Exercise instructions:
A: According to the bitcoin conference article, in which borough was CoinDesk's cryptocurrencies conference held?
B: Translate this sentence from the bitcoin conference article into Spanish: "It was Alpert’s first time at a CoinDesk conference, one he felt compelled to attend because it’s become impossible to not have an opinion amid the recent euphoria."

___ Passage ___

Bitcoin mania sweeps crypto event as price nears $11,000

Buttoned-up financiers and analysts piled into CoinDesk’s cryptocurrencies conference in Manhattan on Tuesday, turning the event into a standing-room-only affair.

“A few years ago, there’d be one-third the amount of people, and most of you would be in hoodies,” Brian Kelly, of Brian Kelly Capital and an early proponent of cryptocurrencies, joked as he took the stage for a panel discussion.

The change in demographic reflects the growing interest from Wall Street investment houses as bitcoin hurtled passed $11,000, after starting the year below $1,000. After extremely volatile trading, the cryptocurrency dropped 18% as of midday.

It also highlights how they’re grappling with addressing an investment craze that has captured the zeitgeist, making it virtually too big to ignore even as many warn it’s a fraud bound to end in pain.

A logo sits on the windows of the offices of La Maison du Bitcoin bank in Paris, France.
A logo sits on the windows of the offices of La Maison du Bitcoin bank in Paris, France, on Thursday, Nov. 23, 2017. Zimbabwe, where the price of bitcoin spiked to double the international rate after last week's military takeover, shows cryptocurrency skeptics where the real-world use of bitcoin, and possibly its future, lies. Photographer: Christophe Morin/Bloomberg

For Michael Alpert, a portfolio manager at Stralem & Company, the concern about a bitcoin bubble is overwrought. “I think it has a lot higher to go from here,” he said. It was Alpert’s first time at a CoinDesk conference, one he felt compelled to attend because it’s become impossible to not have an opinion amid the recent euphoria.

___ Provided information ___

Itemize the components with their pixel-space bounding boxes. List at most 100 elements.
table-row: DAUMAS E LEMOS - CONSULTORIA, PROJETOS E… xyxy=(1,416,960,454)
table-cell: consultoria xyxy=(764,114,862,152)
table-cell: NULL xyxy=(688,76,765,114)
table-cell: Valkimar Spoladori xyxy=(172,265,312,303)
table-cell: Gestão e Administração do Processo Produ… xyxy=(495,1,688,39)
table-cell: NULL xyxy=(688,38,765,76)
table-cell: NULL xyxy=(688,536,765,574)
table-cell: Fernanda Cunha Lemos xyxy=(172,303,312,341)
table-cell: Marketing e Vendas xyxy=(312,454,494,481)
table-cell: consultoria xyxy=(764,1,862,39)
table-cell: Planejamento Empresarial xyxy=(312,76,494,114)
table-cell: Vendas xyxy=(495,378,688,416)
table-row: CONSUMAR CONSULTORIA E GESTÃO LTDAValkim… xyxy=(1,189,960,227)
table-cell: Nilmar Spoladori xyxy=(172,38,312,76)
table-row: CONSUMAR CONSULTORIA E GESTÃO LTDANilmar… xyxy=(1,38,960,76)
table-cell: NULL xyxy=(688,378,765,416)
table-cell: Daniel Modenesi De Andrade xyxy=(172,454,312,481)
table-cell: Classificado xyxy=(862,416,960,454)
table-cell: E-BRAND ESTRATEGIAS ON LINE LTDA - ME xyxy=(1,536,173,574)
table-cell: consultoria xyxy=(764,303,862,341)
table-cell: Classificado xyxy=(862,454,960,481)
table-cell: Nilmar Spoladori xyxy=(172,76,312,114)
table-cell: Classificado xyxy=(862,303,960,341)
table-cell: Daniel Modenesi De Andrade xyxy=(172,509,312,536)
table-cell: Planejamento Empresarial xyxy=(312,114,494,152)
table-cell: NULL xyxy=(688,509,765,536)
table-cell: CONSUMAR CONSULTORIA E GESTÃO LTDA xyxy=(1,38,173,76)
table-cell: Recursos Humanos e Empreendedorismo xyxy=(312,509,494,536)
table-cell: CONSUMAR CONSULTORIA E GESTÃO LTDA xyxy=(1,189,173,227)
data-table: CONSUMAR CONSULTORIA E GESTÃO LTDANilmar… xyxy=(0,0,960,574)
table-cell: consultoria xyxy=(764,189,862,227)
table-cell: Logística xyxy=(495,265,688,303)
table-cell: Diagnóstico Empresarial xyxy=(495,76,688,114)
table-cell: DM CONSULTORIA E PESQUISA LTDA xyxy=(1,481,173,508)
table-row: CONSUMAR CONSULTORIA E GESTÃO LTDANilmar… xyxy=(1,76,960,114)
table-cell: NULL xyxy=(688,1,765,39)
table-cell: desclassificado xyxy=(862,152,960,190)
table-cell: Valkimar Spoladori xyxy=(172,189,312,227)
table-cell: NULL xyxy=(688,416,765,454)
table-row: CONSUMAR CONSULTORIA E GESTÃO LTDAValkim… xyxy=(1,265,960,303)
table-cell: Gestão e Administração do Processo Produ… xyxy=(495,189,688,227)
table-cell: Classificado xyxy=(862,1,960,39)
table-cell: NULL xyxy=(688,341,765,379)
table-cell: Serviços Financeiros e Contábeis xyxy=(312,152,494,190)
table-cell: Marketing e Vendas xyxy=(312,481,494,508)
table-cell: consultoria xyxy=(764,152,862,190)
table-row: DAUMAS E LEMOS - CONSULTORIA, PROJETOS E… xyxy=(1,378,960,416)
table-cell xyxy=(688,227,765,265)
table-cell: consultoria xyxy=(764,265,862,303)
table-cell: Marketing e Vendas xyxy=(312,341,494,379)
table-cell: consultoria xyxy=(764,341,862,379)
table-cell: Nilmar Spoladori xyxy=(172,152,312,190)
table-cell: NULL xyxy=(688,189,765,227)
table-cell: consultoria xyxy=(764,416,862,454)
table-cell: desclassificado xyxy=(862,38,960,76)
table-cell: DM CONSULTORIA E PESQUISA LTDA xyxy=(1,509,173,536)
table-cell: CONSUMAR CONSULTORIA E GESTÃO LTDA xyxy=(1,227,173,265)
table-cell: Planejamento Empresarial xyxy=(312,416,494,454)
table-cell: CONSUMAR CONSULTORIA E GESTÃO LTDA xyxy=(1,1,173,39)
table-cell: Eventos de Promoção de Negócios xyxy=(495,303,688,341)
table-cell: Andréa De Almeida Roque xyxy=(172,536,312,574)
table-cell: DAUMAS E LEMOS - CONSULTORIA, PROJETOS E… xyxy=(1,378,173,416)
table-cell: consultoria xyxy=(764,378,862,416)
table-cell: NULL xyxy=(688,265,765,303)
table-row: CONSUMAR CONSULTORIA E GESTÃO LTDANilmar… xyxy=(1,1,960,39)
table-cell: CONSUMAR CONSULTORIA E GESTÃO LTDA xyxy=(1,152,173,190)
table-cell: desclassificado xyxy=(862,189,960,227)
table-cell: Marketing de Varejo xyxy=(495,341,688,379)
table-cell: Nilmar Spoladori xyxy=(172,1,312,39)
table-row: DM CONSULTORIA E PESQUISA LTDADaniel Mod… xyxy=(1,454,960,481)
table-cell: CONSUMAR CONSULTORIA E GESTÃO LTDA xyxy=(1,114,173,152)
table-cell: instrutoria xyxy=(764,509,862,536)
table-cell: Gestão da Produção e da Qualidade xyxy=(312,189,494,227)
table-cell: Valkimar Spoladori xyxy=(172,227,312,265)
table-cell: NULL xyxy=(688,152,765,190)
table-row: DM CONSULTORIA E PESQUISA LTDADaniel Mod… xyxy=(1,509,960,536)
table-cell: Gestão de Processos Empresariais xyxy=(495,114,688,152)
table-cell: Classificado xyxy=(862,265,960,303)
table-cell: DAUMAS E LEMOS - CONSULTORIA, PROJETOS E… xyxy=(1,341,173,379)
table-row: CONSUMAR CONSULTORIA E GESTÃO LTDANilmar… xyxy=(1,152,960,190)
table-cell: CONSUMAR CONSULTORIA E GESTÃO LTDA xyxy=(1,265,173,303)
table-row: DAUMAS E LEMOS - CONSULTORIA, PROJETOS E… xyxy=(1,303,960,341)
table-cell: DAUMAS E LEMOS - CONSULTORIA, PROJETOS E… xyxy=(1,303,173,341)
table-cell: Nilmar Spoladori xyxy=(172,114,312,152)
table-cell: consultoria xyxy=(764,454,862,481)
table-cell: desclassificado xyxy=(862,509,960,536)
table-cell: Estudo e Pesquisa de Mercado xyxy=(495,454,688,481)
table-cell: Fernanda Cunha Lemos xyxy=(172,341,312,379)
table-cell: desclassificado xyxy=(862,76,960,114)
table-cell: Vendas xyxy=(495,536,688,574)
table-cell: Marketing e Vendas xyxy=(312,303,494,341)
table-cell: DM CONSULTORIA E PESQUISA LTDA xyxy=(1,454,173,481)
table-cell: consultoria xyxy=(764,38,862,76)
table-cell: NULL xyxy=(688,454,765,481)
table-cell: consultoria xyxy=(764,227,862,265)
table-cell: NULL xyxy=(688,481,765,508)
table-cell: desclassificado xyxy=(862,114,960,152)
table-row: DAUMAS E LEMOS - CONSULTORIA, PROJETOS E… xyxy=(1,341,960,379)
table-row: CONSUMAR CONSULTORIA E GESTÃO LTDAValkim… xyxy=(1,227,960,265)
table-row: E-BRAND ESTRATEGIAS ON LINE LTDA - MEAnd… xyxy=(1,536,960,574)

___

Solutions:
A: Manhattan

B: Era la primera vez que Alpert asistía a una conferencia de CoinDesk, a la que se sintió obligado a acudir porque se ha vuelto imposible no tener una opinión en medio de la euforia reciente.